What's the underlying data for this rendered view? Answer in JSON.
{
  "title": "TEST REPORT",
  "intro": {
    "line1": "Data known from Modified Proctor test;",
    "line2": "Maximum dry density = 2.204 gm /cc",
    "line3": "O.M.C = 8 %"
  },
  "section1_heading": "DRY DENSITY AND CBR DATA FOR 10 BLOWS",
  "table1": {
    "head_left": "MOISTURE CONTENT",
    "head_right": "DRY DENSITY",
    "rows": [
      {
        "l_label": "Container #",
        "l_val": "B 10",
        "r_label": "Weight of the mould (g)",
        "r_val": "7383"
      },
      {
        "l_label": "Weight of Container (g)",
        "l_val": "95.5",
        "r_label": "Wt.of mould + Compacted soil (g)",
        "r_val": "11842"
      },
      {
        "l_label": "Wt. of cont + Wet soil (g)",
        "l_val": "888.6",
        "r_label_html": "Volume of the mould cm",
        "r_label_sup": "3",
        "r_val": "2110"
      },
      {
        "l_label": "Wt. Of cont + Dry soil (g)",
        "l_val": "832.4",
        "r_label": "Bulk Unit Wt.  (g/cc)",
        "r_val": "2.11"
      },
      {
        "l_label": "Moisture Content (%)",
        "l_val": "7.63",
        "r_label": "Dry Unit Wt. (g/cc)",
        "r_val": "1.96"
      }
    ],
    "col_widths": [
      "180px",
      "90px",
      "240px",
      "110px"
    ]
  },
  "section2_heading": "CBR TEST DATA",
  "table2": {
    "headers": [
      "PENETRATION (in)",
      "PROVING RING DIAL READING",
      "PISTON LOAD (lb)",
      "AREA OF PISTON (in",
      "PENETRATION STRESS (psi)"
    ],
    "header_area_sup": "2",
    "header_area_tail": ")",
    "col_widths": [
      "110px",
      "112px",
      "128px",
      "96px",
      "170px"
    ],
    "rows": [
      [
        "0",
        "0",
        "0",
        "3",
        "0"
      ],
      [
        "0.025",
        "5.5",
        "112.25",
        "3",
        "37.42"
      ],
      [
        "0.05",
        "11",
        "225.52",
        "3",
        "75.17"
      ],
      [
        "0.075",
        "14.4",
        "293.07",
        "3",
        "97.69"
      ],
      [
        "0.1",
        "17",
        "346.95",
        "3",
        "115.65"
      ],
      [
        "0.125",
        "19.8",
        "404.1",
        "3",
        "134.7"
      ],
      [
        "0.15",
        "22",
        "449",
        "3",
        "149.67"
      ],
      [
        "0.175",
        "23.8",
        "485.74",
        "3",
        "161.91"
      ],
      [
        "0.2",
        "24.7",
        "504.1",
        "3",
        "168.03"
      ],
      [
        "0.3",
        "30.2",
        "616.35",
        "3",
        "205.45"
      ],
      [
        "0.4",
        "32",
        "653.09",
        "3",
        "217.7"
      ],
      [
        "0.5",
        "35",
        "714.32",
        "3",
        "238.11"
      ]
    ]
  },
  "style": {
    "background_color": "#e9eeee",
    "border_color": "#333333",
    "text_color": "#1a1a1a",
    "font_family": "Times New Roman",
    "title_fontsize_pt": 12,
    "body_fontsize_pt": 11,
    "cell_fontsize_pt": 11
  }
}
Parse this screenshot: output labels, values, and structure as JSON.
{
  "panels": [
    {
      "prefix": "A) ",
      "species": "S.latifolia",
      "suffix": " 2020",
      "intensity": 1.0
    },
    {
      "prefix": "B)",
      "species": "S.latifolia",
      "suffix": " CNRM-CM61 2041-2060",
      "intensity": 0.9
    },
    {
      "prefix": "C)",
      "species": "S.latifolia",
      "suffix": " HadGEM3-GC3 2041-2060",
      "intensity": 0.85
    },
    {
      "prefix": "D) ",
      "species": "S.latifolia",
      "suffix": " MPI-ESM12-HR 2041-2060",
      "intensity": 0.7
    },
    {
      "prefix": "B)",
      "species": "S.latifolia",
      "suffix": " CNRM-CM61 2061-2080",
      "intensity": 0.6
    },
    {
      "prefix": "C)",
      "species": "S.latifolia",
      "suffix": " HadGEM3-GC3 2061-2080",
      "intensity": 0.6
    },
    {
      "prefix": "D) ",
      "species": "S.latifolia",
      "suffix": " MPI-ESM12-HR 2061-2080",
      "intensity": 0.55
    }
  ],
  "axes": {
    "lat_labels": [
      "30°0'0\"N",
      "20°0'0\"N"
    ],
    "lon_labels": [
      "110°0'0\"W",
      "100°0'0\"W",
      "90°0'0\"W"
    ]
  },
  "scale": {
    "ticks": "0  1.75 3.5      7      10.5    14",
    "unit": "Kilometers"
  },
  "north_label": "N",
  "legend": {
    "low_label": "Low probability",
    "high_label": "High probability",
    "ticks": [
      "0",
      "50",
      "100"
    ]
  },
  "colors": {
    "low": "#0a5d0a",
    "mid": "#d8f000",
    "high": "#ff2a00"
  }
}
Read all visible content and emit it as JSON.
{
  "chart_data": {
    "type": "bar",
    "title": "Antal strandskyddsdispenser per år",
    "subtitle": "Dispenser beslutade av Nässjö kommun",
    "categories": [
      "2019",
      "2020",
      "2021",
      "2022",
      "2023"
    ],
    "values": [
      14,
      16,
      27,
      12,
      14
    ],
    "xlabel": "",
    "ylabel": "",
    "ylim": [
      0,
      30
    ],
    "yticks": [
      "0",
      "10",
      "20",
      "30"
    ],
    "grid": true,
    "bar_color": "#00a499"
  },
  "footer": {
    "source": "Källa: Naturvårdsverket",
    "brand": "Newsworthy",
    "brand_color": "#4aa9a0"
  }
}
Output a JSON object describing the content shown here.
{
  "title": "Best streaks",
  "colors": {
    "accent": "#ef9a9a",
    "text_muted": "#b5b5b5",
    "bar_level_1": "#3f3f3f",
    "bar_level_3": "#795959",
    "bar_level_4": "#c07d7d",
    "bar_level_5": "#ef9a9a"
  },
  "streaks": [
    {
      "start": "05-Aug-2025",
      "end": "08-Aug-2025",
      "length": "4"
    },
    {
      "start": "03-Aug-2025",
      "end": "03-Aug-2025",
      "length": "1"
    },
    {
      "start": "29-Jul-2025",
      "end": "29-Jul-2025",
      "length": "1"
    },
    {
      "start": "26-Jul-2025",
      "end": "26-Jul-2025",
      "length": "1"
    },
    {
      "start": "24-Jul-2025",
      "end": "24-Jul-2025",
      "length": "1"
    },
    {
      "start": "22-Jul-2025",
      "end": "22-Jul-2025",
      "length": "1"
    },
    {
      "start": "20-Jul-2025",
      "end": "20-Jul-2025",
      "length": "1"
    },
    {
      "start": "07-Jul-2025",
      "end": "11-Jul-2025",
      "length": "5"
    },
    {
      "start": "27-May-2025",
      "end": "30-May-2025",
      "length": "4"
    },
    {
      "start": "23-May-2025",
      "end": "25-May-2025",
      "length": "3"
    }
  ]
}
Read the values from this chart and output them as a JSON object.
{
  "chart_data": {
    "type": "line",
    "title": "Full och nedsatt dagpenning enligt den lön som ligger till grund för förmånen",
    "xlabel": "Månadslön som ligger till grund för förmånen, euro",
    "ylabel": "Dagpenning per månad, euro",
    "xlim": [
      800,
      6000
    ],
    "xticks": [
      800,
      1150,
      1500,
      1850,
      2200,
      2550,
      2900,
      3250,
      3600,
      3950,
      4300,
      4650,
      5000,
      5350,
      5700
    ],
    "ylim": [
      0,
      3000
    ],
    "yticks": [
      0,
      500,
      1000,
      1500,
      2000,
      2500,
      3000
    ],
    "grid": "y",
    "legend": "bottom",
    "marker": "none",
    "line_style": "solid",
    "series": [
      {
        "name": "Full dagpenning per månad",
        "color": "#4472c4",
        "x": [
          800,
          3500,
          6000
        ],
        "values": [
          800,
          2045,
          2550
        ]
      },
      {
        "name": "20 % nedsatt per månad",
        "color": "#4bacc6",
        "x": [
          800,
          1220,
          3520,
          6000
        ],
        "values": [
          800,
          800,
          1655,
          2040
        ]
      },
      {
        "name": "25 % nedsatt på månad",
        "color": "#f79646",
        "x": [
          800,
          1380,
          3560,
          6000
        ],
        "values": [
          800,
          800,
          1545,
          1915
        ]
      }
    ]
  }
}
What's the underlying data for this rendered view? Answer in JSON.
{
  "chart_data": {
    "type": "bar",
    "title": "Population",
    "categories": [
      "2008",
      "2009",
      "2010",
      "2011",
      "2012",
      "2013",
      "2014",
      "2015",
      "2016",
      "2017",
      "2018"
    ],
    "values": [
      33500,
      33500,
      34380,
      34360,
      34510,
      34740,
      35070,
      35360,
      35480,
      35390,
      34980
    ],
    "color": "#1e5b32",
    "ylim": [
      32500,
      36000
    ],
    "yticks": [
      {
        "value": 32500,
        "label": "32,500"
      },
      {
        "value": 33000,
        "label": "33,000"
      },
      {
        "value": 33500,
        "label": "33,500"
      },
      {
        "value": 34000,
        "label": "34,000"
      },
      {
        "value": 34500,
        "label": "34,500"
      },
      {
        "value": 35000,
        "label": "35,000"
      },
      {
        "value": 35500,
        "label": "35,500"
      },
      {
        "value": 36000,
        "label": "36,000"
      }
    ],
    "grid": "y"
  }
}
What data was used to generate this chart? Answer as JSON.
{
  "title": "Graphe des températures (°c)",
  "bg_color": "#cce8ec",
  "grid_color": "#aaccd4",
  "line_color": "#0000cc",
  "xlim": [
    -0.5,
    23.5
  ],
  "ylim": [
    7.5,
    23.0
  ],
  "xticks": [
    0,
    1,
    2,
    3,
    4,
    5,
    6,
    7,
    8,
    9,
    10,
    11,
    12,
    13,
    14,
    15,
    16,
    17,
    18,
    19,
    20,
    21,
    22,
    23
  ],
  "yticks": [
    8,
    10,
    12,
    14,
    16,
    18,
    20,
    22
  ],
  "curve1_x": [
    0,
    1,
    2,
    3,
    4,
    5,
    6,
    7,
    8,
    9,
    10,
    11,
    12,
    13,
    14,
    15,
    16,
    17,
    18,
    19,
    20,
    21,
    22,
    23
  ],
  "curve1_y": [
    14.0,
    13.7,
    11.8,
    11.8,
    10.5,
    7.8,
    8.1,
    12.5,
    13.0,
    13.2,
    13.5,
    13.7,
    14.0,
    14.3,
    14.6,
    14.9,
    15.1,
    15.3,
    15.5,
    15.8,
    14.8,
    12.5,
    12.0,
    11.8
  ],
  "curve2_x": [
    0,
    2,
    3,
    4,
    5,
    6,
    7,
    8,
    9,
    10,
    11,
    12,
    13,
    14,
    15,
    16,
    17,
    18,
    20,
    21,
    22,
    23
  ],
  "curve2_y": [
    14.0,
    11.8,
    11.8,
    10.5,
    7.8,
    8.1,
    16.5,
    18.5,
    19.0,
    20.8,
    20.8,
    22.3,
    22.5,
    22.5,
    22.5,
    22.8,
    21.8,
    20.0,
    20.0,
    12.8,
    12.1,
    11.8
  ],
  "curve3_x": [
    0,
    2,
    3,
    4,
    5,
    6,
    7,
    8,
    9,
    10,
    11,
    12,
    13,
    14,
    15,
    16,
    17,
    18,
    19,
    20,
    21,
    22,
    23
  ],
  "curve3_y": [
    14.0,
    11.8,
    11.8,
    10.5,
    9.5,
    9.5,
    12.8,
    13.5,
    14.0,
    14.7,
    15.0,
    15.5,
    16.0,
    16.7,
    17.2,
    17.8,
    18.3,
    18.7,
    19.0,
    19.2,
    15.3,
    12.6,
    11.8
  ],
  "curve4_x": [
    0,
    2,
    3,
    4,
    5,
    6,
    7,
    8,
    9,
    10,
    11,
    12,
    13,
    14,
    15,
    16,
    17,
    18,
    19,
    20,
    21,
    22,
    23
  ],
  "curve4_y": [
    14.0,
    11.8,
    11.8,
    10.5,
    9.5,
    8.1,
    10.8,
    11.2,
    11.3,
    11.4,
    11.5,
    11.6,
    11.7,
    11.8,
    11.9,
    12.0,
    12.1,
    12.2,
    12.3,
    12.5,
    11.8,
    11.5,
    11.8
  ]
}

**Problem to work on:**
From the entries above, extract each line containing "euro".

**Task response:**
    "xlabel": "Månadslön som ligger till grund för förmånen, euro",
    "ylabel": "Dagpenning per månad, euro",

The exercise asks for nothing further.